::: Stored records

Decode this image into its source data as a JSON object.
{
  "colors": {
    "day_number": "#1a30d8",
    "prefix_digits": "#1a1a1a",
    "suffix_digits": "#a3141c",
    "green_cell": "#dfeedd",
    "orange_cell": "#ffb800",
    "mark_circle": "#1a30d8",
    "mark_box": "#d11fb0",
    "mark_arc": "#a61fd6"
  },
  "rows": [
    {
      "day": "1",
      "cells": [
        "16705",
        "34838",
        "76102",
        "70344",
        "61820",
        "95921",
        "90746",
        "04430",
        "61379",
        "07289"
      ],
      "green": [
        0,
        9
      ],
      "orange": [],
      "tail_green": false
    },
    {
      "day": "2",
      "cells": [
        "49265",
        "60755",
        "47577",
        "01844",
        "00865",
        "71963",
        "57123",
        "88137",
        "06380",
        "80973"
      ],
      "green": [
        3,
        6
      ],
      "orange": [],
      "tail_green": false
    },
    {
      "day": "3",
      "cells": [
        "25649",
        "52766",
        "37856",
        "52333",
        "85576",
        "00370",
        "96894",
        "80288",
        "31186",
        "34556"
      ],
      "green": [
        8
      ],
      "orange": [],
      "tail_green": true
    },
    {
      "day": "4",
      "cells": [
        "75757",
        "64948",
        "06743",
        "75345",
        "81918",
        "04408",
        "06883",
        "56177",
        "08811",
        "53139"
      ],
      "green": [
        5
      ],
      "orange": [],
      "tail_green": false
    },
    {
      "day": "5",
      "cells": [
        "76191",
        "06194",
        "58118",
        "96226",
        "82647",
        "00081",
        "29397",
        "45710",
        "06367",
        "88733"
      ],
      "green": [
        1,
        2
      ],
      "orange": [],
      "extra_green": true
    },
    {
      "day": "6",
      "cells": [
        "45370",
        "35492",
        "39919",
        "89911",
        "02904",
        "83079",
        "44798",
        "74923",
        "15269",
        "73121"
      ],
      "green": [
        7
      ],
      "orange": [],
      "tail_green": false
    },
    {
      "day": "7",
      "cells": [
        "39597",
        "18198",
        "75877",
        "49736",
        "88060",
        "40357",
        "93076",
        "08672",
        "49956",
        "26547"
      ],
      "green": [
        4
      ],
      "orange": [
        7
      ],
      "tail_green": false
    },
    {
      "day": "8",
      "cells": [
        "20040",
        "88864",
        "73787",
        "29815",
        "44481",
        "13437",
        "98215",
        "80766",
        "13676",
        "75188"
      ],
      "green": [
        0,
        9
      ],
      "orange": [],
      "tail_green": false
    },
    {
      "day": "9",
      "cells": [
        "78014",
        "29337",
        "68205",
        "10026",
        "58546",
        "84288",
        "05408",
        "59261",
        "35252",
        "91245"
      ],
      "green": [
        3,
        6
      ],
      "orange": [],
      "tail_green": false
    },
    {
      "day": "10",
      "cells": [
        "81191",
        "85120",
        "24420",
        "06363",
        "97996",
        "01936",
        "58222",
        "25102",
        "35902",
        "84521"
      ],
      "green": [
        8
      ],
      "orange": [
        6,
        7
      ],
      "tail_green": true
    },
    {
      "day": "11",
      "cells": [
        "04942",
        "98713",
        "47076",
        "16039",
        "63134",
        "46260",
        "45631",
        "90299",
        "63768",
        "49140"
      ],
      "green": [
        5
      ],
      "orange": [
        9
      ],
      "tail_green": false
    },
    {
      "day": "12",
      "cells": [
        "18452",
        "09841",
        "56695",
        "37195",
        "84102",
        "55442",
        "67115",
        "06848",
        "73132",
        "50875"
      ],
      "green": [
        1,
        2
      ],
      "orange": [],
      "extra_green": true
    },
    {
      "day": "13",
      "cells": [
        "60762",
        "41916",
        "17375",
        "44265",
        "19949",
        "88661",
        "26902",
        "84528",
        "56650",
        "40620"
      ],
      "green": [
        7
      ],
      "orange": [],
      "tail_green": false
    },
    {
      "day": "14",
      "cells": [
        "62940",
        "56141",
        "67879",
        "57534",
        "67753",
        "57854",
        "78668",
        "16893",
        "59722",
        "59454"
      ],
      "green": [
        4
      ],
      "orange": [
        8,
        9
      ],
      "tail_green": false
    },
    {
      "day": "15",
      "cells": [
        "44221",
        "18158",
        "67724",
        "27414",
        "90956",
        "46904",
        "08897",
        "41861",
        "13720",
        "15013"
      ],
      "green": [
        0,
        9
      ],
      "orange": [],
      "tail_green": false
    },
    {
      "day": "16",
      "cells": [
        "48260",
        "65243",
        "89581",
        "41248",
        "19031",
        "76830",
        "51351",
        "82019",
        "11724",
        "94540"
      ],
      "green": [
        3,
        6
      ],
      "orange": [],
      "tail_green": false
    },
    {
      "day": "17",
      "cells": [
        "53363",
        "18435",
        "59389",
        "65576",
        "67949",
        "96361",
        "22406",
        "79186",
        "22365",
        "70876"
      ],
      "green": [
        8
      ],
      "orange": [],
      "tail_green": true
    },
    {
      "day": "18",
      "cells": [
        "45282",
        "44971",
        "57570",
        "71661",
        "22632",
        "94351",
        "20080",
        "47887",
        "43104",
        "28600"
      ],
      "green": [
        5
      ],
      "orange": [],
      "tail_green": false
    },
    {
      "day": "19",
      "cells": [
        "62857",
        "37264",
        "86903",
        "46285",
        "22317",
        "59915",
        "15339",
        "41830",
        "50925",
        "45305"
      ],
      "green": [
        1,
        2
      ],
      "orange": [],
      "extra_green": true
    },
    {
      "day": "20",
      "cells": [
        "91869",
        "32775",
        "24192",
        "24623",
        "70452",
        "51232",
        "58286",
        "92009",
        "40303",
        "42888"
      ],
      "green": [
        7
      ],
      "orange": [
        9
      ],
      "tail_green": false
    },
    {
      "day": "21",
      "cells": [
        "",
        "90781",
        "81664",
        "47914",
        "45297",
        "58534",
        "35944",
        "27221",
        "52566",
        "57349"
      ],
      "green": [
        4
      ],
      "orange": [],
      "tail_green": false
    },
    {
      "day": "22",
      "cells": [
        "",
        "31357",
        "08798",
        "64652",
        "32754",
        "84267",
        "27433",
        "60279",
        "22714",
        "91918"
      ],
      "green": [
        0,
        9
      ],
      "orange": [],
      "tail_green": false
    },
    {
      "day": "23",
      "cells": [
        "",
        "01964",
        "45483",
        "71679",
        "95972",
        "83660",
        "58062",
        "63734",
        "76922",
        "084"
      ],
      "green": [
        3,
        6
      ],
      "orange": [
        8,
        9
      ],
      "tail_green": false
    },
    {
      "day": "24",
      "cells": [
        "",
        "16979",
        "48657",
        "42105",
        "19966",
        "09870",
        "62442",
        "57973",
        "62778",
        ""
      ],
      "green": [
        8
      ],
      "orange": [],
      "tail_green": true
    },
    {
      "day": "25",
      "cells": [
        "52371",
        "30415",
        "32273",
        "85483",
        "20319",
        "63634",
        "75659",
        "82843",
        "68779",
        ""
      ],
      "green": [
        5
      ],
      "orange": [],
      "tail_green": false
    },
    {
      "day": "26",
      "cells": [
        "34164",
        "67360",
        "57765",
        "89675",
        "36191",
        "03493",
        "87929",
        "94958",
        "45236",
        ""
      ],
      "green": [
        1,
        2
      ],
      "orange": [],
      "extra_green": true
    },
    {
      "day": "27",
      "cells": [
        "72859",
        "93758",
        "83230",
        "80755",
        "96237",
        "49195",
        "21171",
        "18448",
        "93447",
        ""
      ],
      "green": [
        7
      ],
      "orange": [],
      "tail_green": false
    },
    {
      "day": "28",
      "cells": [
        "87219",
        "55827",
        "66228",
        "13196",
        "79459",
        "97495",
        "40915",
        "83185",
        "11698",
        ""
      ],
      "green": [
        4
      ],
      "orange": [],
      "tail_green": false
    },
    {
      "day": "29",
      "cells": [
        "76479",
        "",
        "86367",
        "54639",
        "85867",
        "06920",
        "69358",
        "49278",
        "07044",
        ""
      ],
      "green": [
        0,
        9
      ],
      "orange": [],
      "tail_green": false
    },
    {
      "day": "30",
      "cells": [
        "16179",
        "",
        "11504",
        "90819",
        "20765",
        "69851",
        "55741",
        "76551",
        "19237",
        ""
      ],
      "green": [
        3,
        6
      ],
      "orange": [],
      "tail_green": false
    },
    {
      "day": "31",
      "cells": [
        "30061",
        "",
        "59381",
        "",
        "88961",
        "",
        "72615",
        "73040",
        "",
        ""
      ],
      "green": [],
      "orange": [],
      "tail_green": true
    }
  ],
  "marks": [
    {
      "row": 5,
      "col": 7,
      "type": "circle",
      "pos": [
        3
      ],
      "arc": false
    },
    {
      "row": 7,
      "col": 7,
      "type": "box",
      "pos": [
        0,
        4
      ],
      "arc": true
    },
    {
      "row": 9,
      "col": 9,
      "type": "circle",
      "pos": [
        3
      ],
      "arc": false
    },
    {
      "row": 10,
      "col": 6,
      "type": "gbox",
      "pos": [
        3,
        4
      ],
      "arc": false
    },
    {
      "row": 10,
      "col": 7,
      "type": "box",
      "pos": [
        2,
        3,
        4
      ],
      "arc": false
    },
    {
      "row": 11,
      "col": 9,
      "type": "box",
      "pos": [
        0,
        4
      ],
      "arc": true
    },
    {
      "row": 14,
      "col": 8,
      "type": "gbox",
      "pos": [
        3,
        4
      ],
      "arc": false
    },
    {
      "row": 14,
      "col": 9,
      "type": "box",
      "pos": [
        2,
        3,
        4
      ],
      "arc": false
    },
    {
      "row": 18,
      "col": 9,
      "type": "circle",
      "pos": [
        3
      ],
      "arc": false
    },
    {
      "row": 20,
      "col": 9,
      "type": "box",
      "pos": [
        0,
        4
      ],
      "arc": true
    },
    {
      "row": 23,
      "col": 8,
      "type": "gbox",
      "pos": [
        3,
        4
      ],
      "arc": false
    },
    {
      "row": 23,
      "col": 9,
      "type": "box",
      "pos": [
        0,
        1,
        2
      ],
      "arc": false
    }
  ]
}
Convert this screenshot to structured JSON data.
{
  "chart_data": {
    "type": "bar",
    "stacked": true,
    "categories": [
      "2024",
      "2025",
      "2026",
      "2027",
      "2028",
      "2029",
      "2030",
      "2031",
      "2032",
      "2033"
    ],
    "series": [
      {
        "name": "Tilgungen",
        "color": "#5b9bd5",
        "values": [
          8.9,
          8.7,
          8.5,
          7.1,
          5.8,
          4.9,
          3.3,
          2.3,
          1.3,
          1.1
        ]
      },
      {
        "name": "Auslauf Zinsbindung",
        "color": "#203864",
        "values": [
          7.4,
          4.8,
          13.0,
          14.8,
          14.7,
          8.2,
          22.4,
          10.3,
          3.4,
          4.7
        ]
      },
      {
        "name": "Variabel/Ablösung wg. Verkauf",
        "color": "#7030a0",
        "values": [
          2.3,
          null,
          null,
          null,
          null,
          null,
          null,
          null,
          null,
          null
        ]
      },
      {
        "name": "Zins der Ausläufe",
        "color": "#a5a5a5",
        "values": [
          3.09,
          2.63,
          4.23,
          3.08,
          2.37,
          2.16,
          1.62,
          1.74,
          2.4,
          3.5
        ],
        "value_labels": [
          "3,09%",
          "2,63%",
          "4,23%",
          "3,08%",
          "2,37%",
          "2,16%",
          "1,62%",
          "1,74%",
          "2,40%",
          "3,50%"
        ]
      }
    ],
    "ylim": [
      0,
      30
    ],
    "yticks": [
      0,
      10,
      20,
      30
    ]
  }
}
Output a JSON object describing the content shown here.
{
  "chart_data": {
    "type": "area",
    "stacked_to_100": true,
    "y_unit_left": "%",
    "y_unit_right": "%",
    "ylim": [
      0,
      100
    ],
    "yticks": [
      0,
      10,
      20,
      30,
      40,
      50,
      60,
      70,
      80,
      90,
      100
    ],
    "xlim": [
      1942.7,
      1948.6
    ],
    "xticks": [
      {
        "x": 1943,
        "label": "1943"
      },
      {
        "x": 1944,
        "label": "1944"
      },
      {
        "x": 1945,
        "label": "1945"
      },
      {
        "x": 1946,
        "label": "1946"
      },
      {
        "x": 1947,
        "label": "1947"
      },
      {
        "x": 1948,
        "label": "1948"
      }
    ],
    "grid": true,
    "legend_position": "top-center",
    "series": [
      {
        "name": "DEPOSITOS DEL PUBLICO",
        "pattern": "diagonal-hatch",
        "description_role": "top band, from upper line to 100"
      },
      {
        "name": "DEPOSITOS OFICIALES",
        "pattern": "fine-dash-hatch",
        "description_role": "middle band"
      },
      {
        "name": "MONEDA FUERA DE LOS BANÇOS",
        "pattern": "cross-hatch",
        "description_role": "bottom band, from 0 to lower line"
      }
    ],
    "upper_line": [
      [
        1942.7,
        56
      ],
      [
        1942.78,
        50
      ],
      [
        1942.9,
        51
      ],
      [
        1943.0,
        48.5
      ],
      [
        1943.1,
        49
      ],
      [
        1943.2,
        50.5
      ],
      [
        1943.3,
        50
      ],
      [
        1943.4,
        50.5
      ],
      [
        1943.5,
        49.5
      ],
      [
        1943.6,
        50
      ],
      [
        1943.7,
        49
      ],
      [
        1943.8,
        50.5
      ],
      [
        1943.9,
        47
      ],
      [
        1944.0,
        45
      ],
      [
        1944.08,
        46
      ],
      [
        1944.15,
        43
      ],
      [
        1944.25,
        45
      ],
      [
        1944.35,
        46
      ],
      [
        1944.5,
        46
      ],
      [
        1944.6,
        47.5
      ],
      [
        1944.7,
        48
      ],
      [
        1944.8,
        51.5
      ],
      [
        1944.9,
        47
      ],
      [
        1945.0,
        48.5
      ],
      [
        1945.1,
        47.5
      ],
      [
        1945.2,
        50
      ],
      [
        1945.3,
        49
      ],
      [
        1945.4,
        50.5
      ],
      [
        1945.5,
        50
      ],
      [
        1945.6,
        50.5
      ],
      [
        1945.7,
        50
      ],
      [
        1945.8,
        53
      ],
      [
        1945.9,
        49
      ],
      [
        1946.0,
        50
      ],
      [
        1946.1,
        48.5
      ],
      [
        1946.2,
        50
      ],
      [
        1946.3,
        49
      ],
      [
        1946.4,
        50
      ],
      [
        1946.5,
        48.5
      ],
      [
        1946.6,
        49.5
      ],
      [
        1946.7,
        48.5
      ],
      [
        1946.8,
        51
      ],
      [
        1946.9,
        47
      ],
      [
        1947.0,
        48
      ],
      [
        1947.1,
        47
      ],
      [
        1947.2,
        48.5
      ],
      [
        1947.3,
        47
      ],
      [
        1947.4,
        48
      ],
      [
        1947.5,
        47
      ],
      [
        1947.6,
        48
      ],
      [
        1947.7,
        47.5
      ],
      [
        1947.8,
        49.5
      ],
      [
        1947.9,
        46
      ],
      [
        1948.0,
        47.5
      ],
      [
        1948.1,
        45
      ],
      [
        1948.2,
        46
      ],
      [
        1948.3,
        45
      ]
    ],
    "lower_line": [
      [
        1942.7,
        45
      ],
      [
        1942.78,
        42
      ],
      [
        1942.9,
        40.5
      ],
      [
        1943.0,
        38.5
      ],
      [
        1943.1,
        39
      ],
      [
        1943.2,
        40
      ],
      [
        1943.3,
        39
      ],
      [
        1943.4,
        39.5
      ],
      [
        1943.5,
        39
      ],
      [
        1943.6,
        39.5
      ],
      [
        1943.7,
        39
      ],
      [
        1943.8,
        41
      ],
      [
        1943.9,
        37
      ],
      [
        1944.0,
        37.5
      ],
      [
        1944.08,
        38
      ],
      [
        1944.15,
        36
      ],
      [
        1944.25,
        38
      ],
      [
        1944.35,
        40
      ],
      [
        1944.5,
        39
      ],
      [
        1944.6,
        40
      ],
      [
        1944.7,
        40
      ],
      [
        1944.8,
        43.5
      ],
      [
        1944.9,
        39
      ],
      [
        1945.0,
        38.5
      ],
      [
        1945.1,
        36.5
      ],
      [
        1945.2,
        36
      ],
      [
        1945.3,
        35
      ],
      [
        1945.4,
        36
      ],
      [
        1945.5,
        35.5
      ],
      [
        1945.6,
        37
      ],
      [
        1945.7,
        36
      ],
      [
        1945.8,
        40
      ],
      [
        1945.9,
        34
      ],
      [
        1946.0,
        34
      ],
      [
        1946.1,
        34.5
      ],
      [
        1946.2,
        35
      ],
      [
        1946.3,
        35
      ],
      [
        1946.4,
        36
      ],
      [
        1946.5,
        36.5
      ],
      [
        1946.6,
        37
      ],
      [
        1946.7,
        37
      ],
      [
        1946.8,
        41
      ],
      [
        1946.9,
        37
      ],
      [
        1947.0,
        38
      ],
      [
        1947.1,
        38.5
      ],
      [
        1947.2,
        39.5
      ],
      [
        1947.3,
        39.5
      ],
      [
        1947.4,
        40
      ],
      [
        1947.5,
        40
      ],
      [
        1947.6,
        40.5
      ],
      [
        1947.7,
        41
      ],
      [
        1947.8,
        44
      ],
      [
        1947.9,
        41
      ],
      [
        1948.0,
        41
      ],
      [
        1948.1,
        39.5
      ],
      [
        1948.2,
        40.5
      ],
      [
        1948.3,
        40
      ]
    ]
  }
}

::::::

Exercise: Return each line of the listing that holds the string "pattern".

Reply to the task:
        "pattern": "diagonal-hatch",
        "pattern": "fine-dash-hatch",
        "pattern": "cross-hatch",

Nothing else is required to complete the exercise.